Short task:
List each line of the data that holds the word "Deployment".

Records:
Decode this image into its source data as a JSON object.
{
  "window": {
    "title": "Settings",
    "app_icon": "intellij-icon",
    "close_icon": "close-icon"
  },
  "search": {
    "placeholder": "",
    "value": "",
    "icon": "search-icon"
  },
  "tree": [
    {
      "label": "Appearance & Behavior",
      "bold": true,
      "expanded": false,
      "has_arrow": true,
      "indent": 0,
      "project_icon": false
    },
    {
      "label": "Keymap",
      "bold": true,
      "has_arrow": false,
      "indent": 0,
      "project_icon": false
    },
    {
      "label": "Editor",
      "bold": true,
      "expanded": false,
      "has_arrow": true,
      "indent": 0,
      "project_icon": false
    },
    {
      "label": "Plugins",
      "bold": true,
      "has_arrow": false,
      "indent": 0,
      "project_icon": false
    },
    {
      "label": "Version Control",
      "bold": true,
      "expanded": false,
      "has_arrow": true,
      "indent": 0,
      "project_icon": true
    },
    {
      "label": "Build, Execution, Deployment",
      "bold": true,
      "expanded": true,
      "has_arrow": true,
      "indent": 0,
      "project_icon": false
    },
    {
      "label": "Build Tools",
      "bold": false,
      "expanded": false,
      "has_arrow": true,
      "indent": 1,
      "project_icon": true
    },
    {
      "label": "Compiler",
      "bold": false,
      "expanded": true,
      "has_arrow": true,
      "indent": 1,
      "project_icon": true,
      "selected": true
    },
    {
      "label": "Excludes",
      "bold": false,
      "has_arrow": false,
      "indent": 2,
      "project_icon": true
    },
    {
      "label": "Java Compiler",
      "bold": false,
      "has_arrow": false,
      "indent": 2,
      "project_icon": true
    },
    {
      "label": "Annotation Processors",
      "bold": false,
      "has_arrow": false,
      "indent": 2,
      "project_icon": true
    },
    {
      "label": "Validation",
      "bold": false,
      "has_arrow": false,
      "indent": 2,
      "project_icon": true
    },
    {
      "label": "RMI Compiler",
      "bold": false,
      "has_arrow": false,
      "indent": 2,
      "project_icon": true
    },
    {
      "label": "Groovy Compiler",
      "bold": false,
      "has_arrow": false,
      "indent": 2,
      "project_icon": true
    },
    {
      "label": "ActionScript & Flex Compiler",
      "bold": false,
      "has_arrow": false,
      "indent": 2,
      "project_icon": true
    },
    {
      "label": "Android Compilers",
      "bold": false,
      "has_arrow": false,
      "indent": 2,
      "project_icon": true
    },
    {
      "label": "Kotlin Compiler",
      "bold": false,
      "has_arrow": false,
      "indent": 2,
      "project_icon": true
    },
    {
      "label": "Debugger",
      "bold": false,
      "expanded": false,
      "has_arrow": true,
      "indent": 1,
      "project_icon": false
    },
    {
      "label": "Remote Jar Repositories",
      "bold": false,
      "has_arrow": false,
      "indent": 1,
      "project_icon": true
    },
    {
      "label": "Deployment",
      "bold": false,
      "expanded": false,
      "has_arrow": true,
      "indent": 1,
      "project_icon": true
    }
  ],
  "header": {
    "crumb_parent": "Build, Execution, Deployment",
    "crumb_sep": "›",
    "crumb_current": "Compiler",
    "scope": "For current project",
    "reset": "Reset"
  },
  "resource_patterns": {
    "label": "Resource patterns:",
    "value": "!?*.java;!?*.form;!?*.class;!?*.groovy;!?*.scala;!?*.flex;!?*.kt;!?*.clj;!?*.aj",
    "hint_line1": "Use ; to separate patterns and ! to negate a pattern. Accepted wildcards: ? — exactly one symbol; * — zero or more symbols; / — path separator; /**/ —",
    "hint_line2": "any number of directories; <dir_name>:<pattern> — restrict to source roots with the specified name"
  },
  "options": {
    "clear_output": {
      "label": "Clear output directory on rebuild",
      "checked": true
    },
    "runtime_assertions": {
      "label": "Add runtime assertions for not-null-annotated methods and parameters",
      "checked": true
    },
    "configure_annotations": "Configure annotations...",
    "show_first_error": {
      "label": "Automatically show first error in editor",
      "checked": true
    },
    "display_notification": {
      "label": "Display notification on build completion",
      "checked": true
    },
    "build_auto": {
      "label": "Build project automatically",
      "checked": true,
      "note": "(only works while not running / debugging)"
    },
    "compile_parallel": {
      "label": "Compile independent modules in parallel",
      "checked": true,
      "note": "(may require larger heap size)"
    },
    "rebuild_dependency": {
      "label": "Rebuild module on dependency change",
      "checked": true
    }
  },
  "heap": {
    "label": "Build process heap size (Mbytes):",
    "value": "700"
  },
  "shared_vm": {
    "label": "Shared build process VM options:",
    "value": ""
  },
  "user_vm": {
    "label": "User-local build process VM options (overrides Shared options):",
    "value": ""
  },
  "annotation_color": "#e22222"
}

Correct answer:
      "label": "Build, Execution, Deployment",
      "label": "Deployment",
    "crumb_parent": "Build, Execution, Deployment",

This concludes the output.